### TO DO
1/ Answer these questions from the text about the sculptor Julio Antonio:
(a) In what town and year was Julio Antonio born?
(b) What name was Julio Antonio born with?
(c) Who introduced him to the world of drawing and art?
2/ Resume the text about the sculptor Julio Antonio, carrying it on after its last sentence.

### SUPPLIED TEXT
________________________
Julio Antonio. Escultor

Julio Antonio. Sculptor

“Julio Antonio was naturally gifted young sculptor. I believe he was from Tarragona, and had the body of a Roman. He was a fortunate man: in life everything turned out well for him, and he abused his good fortune and conditions a little. Julio Antonio had a great talent for his profession and he was able to product magnificent busts with great expression.”

With these words, Pio Baroja summarised the life of Julio Antonio, a short life of 30 something years characterised by a prolific artistic output and his love of art.

“A dark young man looked at the lines I was drawing with the charcoal. His face was beautiful, with olive skin, a large and sensual mouth, ambitious about life, with an aquiline nose and the strong hands of a creator”.  Victorio Macho

JULIO ANTONIO or Antonio Rodríguez Hernández was born in Móra d’Ebre in 1889, and from an early age showed an interest in art, in particular drawing and sculpture. His training began in his place of birth, with the teacher Lluís Vinyes Viñales who introduced him to the world of drawing and art.
________________________
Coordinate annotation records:

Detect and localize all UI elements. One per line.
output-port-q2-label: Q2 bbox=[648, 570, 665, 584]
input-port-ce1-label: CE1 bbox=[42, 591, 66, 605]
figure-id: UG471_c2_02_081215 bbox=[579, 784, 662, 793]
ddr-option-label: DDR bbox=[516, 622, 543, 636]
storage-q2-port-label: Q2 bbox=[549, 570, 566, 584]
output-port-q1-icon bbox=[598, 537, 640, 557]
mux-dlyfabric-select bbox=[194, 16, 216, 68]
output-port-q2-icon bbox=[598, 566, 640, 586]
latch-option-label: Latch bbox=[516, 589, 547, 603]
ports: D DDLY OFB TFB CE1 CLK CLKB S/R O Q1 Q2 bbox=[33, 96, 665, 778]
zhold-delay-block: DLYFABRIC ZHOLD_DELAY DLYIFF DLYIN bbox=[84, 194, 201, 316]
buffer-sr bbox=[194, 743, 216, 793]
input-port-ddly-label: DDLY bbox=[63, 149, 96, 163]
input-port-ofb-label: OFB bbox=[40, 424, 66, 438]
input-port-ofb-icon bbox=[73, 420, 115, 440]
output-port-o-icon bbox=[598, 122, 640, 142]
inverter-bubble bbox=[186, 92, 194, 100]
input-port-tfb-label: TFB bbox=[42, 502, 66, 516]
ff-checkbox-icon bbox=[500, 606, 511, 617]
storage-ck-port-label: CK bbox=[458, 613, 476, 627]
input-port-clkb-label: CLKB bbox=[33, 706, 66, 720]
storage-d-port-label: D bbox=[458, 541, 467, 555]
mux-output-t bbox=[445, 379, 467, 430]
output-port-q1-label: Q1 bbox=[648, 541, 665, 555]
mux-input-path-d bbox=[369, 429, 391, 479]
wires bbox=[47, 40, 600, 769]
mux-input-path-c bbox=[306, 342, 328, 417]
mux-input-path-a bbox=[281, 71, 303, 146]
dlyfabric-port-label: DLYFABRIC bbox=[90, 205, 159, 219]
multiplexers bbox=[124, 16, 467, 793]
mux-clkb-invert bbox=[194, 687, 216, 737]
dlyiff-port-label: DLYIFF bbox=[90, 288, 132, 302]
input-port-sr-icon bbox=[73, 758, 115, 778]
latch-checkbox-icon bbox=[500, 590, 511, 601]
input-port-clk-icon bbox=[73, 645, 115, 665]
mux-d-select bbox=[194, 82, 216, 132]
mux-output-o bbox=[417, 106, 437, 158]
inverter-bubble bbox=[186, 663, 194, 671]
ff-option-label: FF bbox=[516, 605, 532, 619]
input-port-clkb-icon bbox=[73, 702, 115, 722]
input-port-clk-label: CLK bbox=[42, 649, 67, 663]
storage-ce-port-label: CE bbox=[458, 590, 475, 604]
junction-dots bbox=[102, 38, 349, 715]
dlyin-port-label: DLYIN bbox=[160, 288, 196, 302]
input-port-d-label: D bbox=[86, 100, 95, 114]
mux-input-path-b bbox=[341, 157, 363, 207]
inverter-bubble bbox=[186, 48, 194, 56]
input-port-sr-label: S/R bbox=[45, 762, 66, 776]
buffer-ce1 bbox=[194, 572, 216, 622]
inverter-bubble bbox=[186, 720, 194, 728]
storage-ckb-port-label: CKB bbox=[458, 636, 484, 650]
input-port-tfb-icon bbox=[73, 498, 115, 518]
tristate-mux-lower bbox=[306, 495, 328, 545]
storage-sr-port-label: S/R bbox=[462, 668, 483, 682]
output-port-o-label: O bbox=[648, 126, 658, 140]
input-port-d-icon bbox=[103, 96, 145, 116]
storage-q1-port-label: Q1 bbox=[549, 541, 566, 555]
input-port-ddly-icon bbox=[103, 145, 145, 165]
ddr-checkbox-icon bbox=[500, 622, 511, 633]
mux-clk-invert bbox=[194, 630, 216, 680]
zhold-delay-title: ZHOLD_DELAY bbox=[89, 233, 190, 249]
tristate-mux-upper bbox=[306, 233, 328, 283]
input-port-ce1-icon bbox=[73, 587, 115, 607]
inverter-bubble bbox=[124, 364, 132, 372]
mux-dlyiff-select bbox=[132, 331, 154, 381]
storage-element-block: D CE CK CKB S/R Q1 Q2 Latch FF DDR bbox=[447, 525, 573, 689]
________________________
### ANSWERS BY TASK
1/
(a) Móra d'Ebre, in 1889.
(b) Antonio Rodríguez Hernández.
(c) The teacher Lluís Vinyes Viñales.

2/
Fotografia de la família de Julio AntonioFamily of Julio Antonio (1895)

In 1896 the family moved to Tarragona, and Julio Antonio attended classes at the Tarragona Athenaeum for the Working Classes. His professors were Marià Pedrol, for drawing, and Bernat Verderol, for sculpture. The Archaeological Museum of Tarragona and the sculptures, inscriptions and tapestries of Tarragona cathedral, which Julio Antonio used to visit, began to shape his artistic memory with images and ideas that would later materialise in his works.

In 1897 his father, a first infantry sergeant, was relocated to Cuba, while his mother, his two sisters and Julio Antonio moved to Barcelona where he continued his apprenticeship at the studio of the sculptor Feliu Ferrer i Galzeran.

The family also lived in Múrcia, where he moved in 1903 and where Julio Antonio produced his first sculptural ensemble: Flores malsanas (Sick flowers). Julio Antonio still had not adopted his artistic name and was known as Antonio Rodríguez.

In 1907 he was awarded a scholarship by the Diputació of Tarragona to study in Madrid, an opportunity which allowed him to start working at the studio of Miquel Blay (Olot 1866 – Madrid 1936), one of the most acclaimed sculptors in the country, from whom he gained great technical skill in his work.

During this period he laid the theoretical foundations of his future, engaging in meetings and discussions on literature, music, poetry and art with Miquel Viladrich, Victorio Macho, Enrique Lorenzo Salazar and Lluís Bagaria, among others.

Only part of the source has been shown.